### Stated exercise
Return every record verbatim.
>> Start Task material
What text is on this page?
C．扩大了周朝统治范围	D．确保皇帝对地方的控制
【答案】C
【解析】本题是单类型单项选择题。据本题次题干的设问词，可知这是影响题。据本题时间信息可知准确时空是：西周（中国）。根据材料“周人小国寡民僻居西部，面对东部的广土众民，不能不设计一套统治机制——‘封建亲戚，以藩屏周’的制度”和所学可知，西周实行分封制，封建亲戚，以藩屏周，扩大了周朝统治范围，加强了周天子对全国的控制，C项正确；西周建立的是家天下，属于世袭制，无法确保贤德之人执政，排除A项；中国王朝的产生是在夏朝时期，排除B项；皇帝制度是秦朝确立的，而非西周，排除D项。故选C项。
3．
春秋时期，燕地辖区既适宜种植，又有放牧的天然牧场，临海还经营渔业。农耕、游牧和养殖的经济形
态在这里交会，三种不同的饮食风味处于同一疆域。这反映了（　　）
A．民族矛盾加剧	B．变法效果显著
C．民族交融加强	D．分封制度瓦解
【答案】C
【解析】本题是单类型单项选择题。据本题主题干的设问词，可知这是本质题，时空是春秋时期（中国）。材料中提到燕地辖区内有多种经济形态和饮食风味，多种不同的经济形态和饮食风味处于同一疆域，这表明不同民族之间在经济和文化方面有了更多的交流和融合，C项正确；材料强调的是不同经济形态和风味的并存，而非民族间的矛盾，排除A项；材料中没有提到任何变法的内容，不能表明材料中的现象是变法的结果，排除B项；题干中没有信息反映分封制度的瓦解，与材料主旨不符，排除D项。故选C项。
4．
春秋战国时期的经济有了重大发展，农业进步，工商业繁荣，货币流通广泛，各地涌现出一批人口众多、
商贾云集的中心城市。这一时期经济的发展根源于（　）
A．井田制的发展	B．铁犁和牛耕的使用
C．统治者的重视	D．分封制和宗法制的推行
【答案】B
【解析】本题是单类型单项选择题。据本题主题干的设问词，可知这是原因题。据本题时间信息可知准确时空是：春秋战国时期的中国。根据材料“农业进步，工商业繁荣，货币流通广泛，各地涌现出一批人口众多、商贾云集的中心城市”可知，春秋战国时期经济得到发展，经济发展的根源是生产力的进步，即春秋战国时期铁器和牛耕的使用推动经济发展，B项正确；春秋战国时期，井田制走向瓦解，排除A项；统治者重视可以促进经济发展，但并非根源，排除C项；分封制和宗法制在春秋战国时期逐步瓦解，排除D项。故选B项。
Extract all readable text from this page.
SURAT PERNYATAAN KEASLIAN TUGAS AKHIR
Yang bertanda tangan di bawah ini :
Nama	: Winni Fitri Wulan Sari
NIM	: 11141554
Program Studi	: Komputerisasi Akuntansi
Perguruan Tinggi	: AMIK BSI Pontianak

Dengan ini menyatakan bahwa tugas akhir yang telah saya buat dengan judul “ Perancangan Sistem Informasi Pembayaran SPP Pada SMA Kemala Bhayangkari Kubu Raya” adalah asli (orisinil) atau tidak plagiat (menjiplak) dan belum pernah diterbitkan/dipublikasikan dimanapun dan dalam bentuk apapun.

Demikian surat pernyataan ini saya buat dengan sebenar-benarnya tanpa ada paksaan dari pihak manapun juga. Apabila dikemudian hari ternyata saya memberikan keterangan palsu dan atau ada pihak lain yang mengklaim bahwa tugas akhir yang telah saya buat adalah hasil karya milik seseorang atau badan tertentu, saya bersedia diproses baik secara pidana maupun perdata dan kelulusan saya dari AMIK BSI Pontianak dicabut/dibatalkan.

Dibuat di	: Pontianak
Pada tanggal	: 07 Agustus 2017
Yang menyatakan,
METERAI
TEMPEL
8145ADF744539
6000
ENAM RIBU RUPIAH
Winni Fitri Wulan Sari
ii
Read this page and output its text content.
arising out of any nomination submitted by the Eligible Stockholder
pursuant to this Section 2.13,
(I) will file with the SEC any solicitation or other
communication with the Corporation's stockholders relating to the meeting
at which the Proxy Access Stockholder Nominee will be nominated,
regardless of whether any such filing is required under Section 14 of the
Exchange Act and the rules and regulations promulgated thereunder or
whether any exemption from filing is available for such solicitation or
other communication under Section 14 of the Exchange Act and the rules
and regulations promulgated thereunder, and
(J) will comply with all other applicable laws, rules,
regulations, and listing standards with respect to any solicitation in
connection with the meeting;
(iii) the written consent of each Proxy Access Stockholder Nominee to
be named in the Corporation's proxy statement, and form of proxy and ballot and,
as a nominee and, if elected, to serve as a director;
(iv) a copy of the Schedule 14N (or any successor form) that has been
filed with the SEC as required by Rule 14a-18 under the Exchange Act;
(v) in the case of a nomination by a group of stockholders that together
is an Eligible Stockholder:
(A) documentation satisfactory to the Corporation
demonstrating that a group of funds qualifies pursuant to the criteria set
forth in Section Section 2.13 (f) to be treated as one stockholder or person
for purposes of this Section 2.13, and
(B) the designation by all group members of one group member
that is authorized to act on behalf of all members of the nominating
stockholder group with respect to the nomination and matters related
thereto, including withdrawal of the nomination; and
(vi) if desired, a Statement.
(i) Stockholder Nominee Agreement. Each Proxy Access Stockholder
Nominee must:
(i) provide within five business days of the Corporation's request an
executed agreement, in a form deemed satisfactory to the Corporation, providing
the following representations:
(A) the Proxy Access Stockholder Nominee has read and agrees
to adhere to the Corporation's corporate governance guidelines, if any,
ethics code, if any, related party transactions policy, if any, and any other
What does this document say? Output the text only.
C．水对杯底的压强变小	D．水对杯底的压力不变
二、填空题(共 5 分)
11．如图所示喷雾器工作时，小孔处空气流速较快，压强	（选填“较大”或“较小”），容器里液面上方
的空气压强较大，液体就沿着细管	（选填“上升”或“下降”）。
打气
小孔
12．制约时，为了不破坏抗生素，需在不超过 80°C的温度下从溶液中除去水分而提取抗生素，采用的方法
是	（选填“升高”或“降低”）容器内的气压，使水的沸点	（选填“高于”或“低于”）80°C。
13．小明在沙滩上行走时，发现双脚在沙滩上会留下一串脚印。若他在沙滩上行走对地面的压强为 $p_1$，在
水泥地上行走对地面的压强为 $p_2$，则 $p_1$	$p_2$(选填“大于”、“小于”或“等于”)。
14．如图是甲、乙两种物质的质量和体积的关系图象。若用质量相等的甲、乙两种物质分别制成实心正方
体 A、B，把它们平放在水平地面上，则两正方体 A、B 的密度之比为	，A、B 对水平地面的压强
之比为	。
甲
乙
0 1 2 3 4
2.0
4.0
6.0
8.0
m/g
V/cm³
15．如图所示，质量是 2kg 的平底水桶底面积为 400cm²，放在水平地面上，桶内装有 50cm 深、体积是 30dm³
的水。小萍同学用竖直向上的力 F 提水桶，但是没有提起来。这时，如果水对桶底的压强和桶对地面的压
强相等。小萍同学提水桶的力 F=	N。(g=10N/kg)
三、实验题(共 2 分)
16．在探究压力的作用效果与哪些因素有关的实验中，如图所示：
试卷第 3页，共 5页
>> End Task material
### Task output
What text is on this page?
C．扩大了周朝统治范围	D．确保皇帝对地方的控制
【答案】C
【解析】本题是单类型单项选择题。据本题次题干的设问词，可知这是影响题。据本题时间信息可知准确时空是：西周（中国）。根据材料“周人小国寡民僻居西部，面对东部的广土众民，不能不设计一套统治机制——‘封建亲戚，以藩屏周’的制度”和所学可知，西周实行分封制，封建亲戚，以藩屏周，扩大了周朝统治范围，加强了周天子对全国的控制，C项正确；西周建立的是家天下，属于世袭制，无法确保贤德之人执政，排除A项；中国王朝的产生是在夏朝时期，排除B项；皇帝制度是秦朝确立的，而非西周，排除D项。故选C项。
3．
春秋时期，燕地辖区既适宜种植，又有放牧的天然牧场，临海还经营渔业。农耕、游牧和养殖的经济形
态在这里交会，三种不同的饮食风味处于同一疆域。这反映了（　　）
A．民族矛盾加剧	B．变法效果显著
C．民族交融加强	D．分封制度瓦解
【答案】C
【解析】本题是单类型单项选择题。据本题主题干的设问词，可知这是本质题，时空是春秋时期（中国）。材料中提到燕地辖区内有多种经济形态和饮食风味，多种不同的经济形态和饮食风味处于同一疆域，这表明不同民族之间在经济和文化方面有了更多的交流和融合，C项正确；材料强调的是不同经济形态和风味的并存，而非民族间的矛盾，排除A项；材料中没有提到任何变法的内容，不能表明材料中的现象是变法的结果，排除B项；题干中没有信息反映分封制度的瓦解，与材料主旨不符，排除D项。故选C项。
4．
春秋战国时期的经济有了重大发展，农业进步，工商业繁荣，货币流通广泛，各地涌现出一批人口众多、
商贾云集的中心城市。这一时期经济的发展根源于（　）
A．井田制的发展	B．铁犁和牛耕的使用
C．统治者的重视	D．分封制和宗法制的推行
【答案】B
【解析】本题是单类型单项选择题。据本题主题干的设问词，可知这是原因题。据本题时间信息可知准确时空是：春秋战国时期的中国。根据材料“农业进步，工商业繁荣，货币流通广泛，各地涌现出一批人口众多、商贾云集的中心城市”可知，春秋战国时期经济得到发展，经济发展的根源是生产力的进步，即春秋战国时期铁器和牛耕的使用推动经济发展，B项正确；春秋战国时期，井田制走向瓦解，排除A项；统治者重视可以促进经济发展，但并非根源，排除C项；分封制和宗法制在春秋战国时期逐步瓦解，排除D项。故选B项。
Extract all readable text from this page.
SURAT PERNYATAAN KEASLIAN TUGAS AKHIR
Yang bertanda tangan di bawah ini :
Nama	: Winni Fitri Wulan Sari
NIM	: 11141554
Program Studi	: Komputerisasi Akuntansi
Perguruan Tinggi	: AMIK BSI Pontianak

Dengan ini menyatakan bahwa tugas akhir yang telah saya buat dengan judul “ Perancangan Sistem Informasi Pembayaran SPP Pada SMA Kemala Bhayangkari Kubu Raya” adalah asli (orisinil) atau tidak plagiat (menjiplak) dan belum pernah diterbitkan/dipublikasikan dimanapun dan dalam bentuk apapun.

Demikian surat pernyataan ini saya buat dengan sebenar-benarnya tanpa ada paksaan dari pihak manapun juga. Apabila dikemudian hari ternyata saya memberikan keterangan palsu dan atau ada pihak lain yang mengklaim bahwa tugas akhir yang telah saya buat adalah hasil karya milik seseorang atau badan tertentu, saya bersedia diproses baik secara pidana maupun perdata dan kelulusan saya dari AMIK BSI Pontianak dicabut/dibatalkan.

Dibuat di	: Pontianak
Pada tanggal	: 07 Agustus 2017
Yang menyatakan,
METERAI
TEMPEL
8145ADF744539
6000
ENAM RIBU RUPIAH
Winni Fitri Wulan Sari
ii
Read this page and output its text content.
arising out of any nomination submitted by the Eligible Stockholder
pursuant to this Section 2.13,
(I) will file with the SEC any solicitation or other
communication with the Corporation's stockholders relating to the meeting
at which the Proxy Access Stockholder Nominee will be nominated,
regardless of whether any such filing is required under Section 14 of the
Exchange Act and the rules and regulations promulgated thereunder or
whether any exemption from filing is available for such solicitation or
other communication under Section 14 of the Exchange Act and the rules
and regulations promulgated thereunder, and
(J) will comply with all other applicable laws, rules,
regulations, and listing standards with respect to any solicitation in
connection with the meeting;
(iii) the written consent of each Proxy Access Stockholder Nominee to
be named in the Corporation's proxy statement, and form of proxy and ballot and,
as a nominee and, if elected, to serve as a director;
(iv) a copy of the Schedule 14N (or any successor form) that has been
filed with the SEC as required by Rule 14a-18 under the Exchange Act;
(v) in the case of a nomination by a group of stockholders that together
is an Eligible Stockholder:
(A) documentation satisfactory to the Corporation
demonstrating that a group of funds qualifies pursuant to the criteria set
forth in Section Section 2.13 (f) to be treated as one stockholder or person
for purposes of this Section 2.13, and
(B) the designation by all group members of one group member
that is authorized to act on behalf of all members of the nominating
stockholder group with respect to the nomination and matters related
thereto, including withdrawal of the nomination; and
(vi) if desired, a Statement.
(i) Stockholder Nominee Agreement. Each Proxy Access Stockholder
Nominee must:
(i) provide within five business days of the Corporation's request an
executed agreement, in a form deemed satisfactory to the Corporation, providing
the following representations:
(A) the Proxy Access Stockholder Nominee has read and agrees
to adhere to the Corporation's corporate governance guidelines, if any,
ethics code, if any, related party transactions policy, if any, and any other
What does this document say? Output the text only.
C．水对杯底的压强变小	D．水对杯底的压力不变
二、填空题(共 5 分)
11．如图所示喷雾器工作时，小孔处空气流速较快，压强	（选填“较大”或“较小”），容器里液面上方
的空气压强较大，液体就沿着细管	（选填“上升”或“下降”）。
打气
小孔
12．制约时，为了不破坏抗生素，需在不超过 80°C的温度下从溶液中除去水分而提取抗生素，采用的方法
是	（选填“升高”或“降低”）容器内的气压，使水的沸点	（选填“高于”或“低于”）80°C。
13．小明在沙滩上行走时，发现双脚在沙滩上会留下一串脚印。若他在沙滩上行走对地面的压强为 $p_1$，在
水泥地上行走对地面的压强为 $p_2$，则 $p_1$	$p_2$(选填“大于”、“小于”或“等于”)。
14．如图是甲、乙两种物质的质量和体积的关系图象。若用质量相等的甲、乙两种物质分别制成实心正方
体 A、B，把它们平放在水平地面上，则两正方体 A、B 的密度之比为	，A、B 对水平地面的压强
之比为	。
甲
乙
0 1 2 3 4
2.0
4.0
6.0
8.0
m/g
V/cm³
15．如图所示，质量是 2kg 的平底水桶底面积为 400cm²，放在水平地面上，桶内装有 50cm 深、体积是 30dm³
的水。小萍同学用竖直向上的力 F 提水桶，但是没有提起来。这时，如果水对桶底的压强和桶对地面的压
强相等。小萍同学提水桶的力 F=	N。(g=10N/kg)
三、实验题(共 2 分)
16．在探究压力的作用效果与哪些因素有关的实验中，如图所示：
试卷第 3页，共 5页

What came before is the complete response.